> Problem to work on:
Count how many lines hold the word "America" and give that number as the whole answer.

> Stored items:

= = = = =

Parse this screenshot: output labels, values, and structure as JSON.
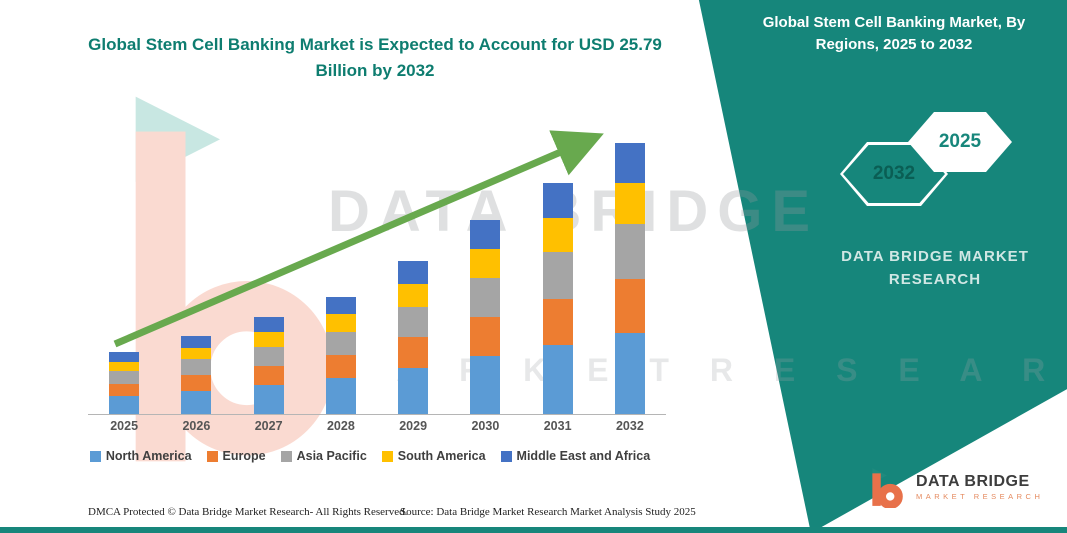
{
  "header": {
    "title": "Global Stem Cell Banking Market is Expected to Account for USD 25.79 Billion by 2032"
  },
  "side_panel": {
    "heading": "Global Stem Cell Banking Market, By Regions, 2025 to 2032",
    "hexagon_back_label": "2032",
    "hexagon_front_label": "2025",
    "brand_text": "DATA BRIDGE MARKET RESEARCH"
  },
  "watermark": {
    "line1": "DATA BRIDGE",
    "line2": "M A R K E T   R E S E A R C H"
  },
  "chart_data": {
    "type": "bar",
    "stacked": true,
    "title": "Global Stem Cell Banking Market is Expected to Account for USD 25.79 Billion by 2032",
    "categories": [
      "2025",
      "2026",
      "2027",
      "2028",
      "2029",
      "2030",
      "2031",
      "2032"
    ],
    "series": [
      {
        "name": "North America",
        "color": "#5B9BD5",
        "values": [
          1.7,
          2.2,
          2.8,
          3.4,
          4.4,
          5.5,
          6.6,
          7.7
        ]
      },
      {
        "name": "Europe",
        "color": "#ED7D31",
        "values": [
          1.2,
          1.5,
          1.8,
          2.2,
          2.9,
          3.7,
          4.4,
          5.2
        ]
      },
      {
        "name": "Asia Pacific",
        "color": "#A5A5A5",
        "values": [
          1.2,
          1.5,
          1.8,
          2.2,
          2.9,
          3.7,
          4.4,
          5.2
        ]
      },
      {
        "name": "South America",
        "color": "#FFC000",
        "values": [
          0.9,
          1.1,
          1.4,
          1.7,
          2.2,
          2.8,
          3.3,
          3.9
        ]
      },
      {
        "name": "Middle East and Africa",
        "color": "#4472C4",
        "values": [
          0.9,
          1.1,
          1.4,
          1.7,
          2.2,
          2.8,
          3.3,
          3.8
        ]
      }
    ],
    "units": "USD Billion",
    "total_2032": 25.79,
    "xlabel": "",
    "ylabel": "",
    "ylim": [
      0,
      28
    ],
    "grid": false,
    "legend_position": "bottom",
    "trend_arrow": true
  },
  "footer": {
    "dmca": "DMCA Protected © Data Bridge Market Research-  All Rights Reserved.",
    "source": "Source: Data Bridge Market Research  Market Analysis Study 2025"
  },
  "logo": {
    "name": "DATA BRIDGE",
    "tagline": "MARKET RESEARCH"
  },
  "colors": {
    "panel_teal": "#16867B",
    "title_teal": "#0E7D70",
    "arrow_green": "#68A94E",
    "logo_orange": "#E8714A",
    "logo_teal": "#1F8A7E"
  }
}
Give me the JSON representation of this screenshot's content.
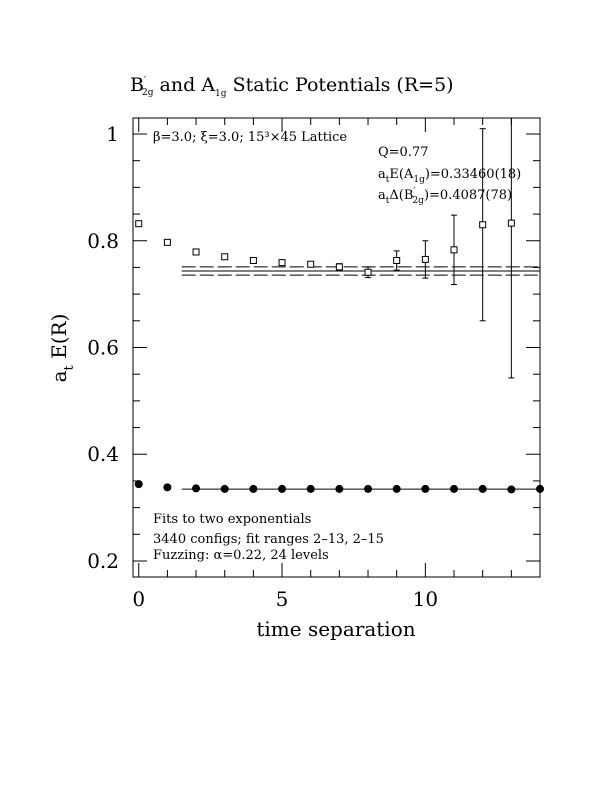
{
  "chart_data": {
    "type": "scatter",
    "title": {
      "main": "B",
      "prime": "′",
      "sub": "2g",
      "mid": " and A",
      "sub2": "1g",
      "rest": " Static Potentials (R=5)"
    },
    "xlabel": "time separation",
    "ylabel": {
      "main": "a",
      "sub": "t",
      "rest": " E(R)"
    },
    "xlim": [
      -0.2,
      14
    ],
    "ylim": [
      0.17,
      1.03
    ],
    "xticks": [
      0,
      5,
      10
    ],
    "yticks": [
      0.2,
      0.4,
      0.6,
      0.8,
      1
    ],
    "ytick_labels": [
      "0.2",
      "0.4",
      "0.6",
      "0.8",
      "1"
    ],
    "xtick_labels": [
      "0",
      "5",
      "10"
    ],
    "annotations": {
      "lattice": "β=3.0; ξ=3.0; 15³×45 Lattice",
      "q": "Q=0.77",
      "energy": {
        "pre": "a",
        "sub": "t",
        "mid": "E(A",
        "sub2": "1g",
        "rest": ")=0.33460(18)"
      },
      "gap": {
        "pre": "a",
        "sub": "t",
        "mid": "Δ(B",
        "prime": "′",
        "sub2": "2g",
        "rest": ")=0.4087(78)"
      },
      "fits": "Fits to two exponentials",
      "configs": "3440 configs; fit ranges 2–13, 2–15",
      "fuzzing": "Fuzzing: α=0.22, 24 levels"
    },
    "series": [
      {
        "marker": "open-square",
        "points": [
          {
            "x": 0,
            "y": 0.832,
            "err": 0.004
          },
          {
            "x": 1,
            "y": 0.797,
            "err": 0.004
          },
          {
            "x": 2,
            "y": 0.779,
            "err": 0.004
          },
          {
            "x": 3,
            "y": 0.77,
            "err": 0.004
          },
          {
            "x": 4,
            "y": 0.763,
            "err": 0.004
          },
          {
            "x": 5,
            "y": 0.759,
            "err": 0.005
          },
          {
            "x": 6,
            "y": 0.756,
            "err": 0.005
          },
          {
            "x": 7,
            "y": 0.751,
            "err": 0.006
          },
          {
            "x": 8,
            "y": 0.741,
            "err": 0.01
          },
          {
            "x": 9,
            "y": 0.763,
            "err": 0.018
          },
          {
            "x": 10,
            "y": 0.765,
            "err": 0.035
          },
          {
            "x": 11,
            "y": 0.783,
            "err": 0.065
          },
          {
            "x": 12,
            "y": 0.83,
            "err": 0.18
          },
          {
            "x": 13,
            "y": 0.833,
            "err": 0.29
          }
        ]
      },
      {
        "marker": "filled-circle",
        "points": [
          {
            "x": 0,
            "y": 0.344
          },
          {
            "x": 1,
            "y": 0.338
          },
          {
            "x": 2,
            "y": 0.336
          },
          {
            "x": 3,
            "y": 0.335
          },
          {
            "x": 4,
            "y": 0.335
          },
          {
            "x": 5,
            "y": 0.335
          },
          {
            "x": 6,
            "y": 0.335
          },
          {
            "x": 7,
            "y": 0.335
          },
          {
            "x": 8,
            "y": 0.335
          },
          {
            "x": 9,
            "y": 0.335
          },
          {
            "x": 10,
            "y": 0.335
          },
          {
            "x": 11,
            "y": 0.335
          },
          {
            "x": 12,
            "y": 0.335
          },
          {
            "x": 13,
            "y": 0.334
          },
          {
            "x": 14,
            "y": 0.335
          }
        ]
      }
    ],
    "fit_lines": [
      {
        "y": 0.7433,
        "x_start": 1.5,
        "x_end": 14,
        "style": "solid"
      },
      {
        "y": 0.7511,
        "x_start": 1.5,
        "x_end": 14,
        "style": "dashed"
      },
      {
        "y": 0.7355,
        "x_start": 1.5,
        "x_end": 14,
        "style": "dashed"
      },
      {
        "y": 0.3346,
        "x_start": 1.5,
        "x_end": 14,
        "style": "solid"
      }
    ]
  }
}
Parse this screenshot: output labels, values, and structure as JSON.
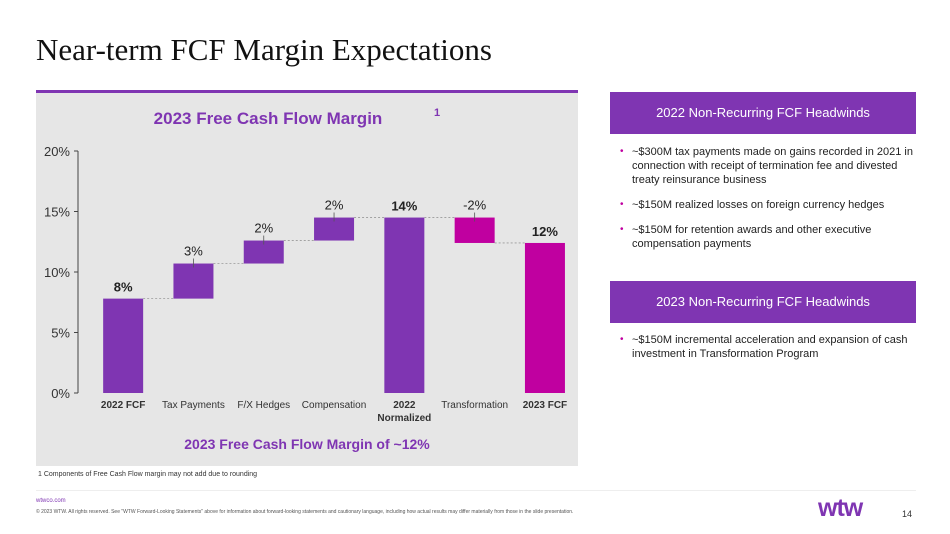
{
  "slide": {
    "title": "Near-term FCF Margin Expectations",
    "footnote": "1 Components of Free Cash Flow margin may not add due to rounding",
    "footer_link": "wtwco.com",
    "footer_legal": "© 2023 WTW. All rights reserved. See \"WTW Forward-Looking Statements\" above for information about forward-looking statements and cautionary language, including how actual results may differ materially from those in the slide presentation.",
    "logo": "wtw",
    "page_number": "14"
  },
  "chart_data": {
    "type": "waterfall",
    "title": "2023 Free Cash Flow Margin",
    "title_superscript": "1",
    "footer": "2023 Free Cash Flow Margin of ~12%",
    "ylim": [
      0,
      20
    ],
    "yticks": [
      "0%",
      "5%",
      "10%",
      "15%",
      "20%"
    ],
    "ytick_values": [
      0,
      5,
      10,
      15,
      20
    ],
    "grid": false,
    "bars": [
      {
        "label": "2022 FCF",
        "start": 0,
        "end": 7.8,
        "value_label": "8%",
        "kind": "total",
        "bold": true
      },
      {
        "label": "Tax Payments",
        "start": 7.8,
        "end": 10.7,
        "value_label": "3%",
        "kind": "change",
        "bold": false
      },
      {
        "label": "F/X Hedges",
        "start": 10.7,
        "end": 12.6,
        "value_label": "2%",
        "kind": "change",
        "bold": false
      },
      {
        "label": "Compensation",
        "start": 12.6,
        "end": 14.5,
        "value_label": "2%",
        "kind": "change",
        "bold": false
      },
      {
        "label": "2022 Normalized",
        "start": 0,
        "end": 14.5,
        "value_label": "14%",
        "kind": "total",
        "bold": true
      },
      {
        "label": "Transformation",
        "start": 14.5,
        "end": 12.4,
        "value_label": "-2%",
        "kind": "negative",
        "bold": false
      },
      {
        "label": "2023 FCF",
        "start": 0,
        "end": 12.4,
        "value_label": "12%",
        "kind": "result",
        "bold": true
      }
    ],
    "colors": {
      "total": "#7f35b2",
      "change": "#7f35b2",
      "negative": "#c000a0",
      "result": "#c000a0"
    }
  },
  "sidebar": {
    "section1": {
      "header": "2022 Non-Recurring FCF Headwinds",
      "items": [
        "~$300M tax payments made on gains recorded in 2021 in connection with receipt of termination fee and divested treaty reinsurance business",
        "~$150M realized losses on foreign currency hedges",
        "~$150M for retention awards and other executive compensation payments"
      ]
    },
    "section2": {
      "header": "2023 Non-Recurring FCF Headwinds",
      "items": [
        "~$150M incremental acceleration and expansion of cash investment in Transformation Program"
      ]
    }
  }
}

= = = = =

> Worked solution:
2